● **What is being asked**
Review the lines that follow and copy each one that contains the word "price".

● **Available records**
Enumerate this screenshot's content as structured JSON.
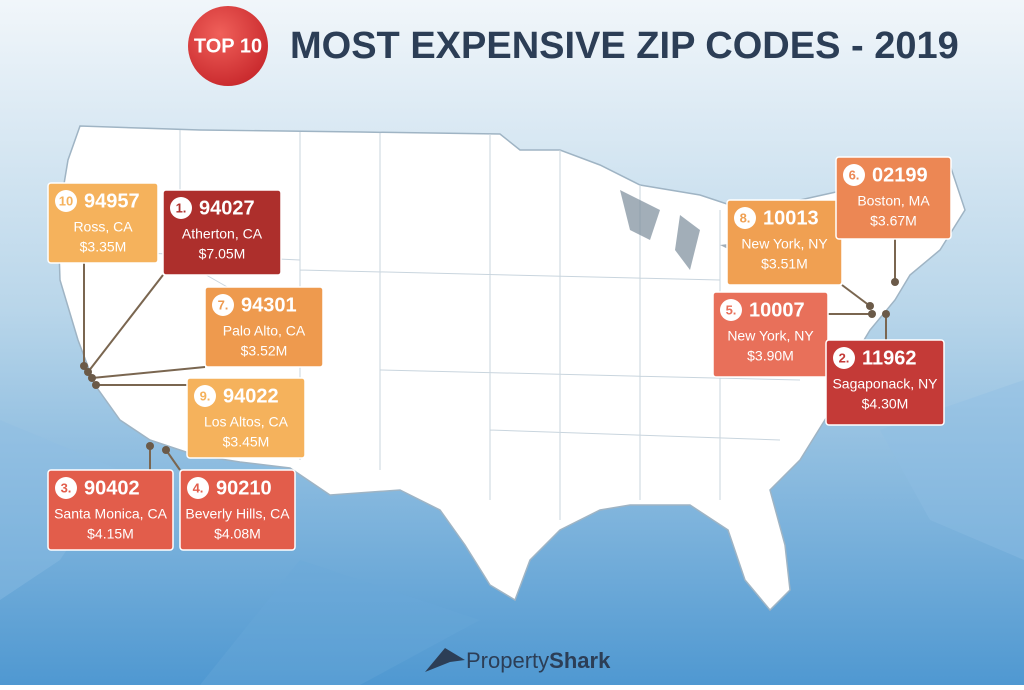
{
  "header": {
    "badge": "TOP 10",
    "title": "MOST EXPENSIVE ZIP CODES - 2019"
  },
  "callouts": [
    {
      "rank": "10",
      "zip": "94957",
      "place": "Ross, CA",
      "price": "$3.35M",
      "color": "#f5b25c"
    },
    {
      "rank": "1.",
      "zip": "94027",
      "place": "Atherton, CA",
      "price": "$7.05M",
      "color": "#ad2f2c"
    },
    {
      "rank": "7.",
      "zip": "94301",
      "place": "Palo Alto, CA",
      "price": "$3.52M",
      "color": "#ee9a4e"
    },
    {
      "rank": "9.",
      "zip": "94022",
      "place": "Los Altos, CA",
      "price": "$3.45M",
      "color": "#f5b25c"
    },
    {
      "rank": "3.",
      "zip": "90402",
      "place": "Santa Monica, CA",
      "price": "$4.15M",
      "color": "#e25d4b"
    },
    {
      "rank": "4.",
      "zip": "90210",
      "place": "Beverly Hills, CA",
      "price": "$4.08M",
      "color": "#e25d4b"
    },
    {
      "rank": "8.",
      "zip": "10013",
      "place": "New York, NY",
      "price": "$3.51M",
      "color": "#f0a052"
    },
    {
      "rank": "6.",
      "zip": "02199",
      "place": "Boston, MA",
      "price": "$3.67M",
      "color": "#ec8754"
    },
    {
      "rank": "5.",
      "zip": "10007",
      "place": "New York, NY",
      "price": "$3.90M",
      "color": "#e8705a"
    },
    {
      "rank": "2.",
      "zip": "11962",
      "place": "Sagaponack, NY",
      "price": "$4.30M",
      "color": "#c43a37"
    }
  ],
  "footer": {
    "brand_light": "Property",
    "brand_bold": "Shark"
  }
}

● **Full response**
      "price": "$3.35M",
      "price": "$7.05M",
      "price": "$3.52M",
      "price": "$3.45M",
      "price": "$4.15M",
      "price": "$4.08M",
      "price": "$3.51M",
      "price": "$3.67M",
      "price": "$3.90M",
      "price": "$4.30M",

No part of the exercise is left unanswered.